--- Exercise aim ---
Filter the lines below, copying only those with the string "denote".

==== Data supplied

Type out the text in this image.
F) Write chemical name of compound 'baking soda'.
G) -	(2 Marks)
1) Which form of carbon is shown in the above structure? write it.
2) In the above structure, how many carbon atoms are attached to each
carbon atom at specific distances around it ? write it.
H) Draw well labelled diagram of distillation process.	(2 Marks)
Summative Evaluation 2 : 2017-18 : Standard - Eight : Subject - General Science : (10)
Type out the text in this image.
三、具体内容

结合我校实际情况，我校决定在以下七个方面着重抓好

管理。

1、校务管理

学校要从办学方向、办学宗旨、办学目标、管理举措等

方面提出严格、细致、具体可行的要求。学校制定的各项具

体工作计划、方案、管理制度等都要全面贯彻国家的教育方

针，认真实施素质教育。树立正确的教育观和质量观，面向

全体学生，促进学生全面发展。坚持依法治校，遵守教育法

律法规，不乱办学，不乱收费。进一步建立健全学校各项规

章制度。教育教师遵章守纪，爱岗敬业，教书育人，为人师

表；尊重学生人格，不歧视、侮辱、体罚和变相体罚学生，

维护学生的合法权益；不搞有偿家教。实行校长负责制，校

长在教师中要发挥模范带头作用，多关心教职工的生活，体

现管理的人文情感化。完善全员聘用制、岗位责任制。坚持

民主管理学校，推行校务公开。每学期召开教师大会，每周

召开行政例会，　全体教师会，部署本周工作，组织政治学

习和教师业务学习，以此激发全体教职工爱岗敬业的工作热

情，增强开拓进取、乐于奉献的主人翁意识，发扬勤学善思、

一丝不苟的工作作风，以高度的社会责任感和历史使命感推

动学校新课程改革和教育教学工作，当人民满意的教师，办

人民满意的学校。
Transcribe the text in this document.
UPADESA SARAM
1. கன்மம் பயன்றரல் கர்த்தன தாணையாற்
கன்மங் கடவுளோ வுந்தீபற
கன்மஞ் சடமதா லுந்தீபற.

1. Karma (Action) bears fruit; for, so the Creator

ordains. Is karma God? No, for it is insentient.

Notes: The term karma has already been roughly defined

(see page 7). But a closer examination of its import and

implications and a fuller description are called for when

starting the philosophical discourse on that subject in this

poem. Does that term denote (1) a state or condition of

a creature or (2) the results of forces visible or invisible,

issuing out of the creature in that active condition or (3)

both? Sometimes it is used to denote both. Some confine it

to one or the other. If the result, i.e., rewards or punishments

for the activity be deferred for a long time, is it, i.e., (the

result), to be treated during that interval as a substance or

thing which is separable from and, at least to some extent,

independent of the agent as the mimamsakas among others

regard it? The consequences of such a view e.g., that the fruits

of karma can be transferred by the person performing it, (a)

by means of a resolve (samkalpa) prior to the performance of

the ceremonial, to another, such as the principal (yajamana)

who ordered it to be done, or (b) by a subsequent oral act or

========

--- Finished exercise ---
poem. Does that term denote (1) a state or condition of
both? Sometimes it is used to denote both. Some confine it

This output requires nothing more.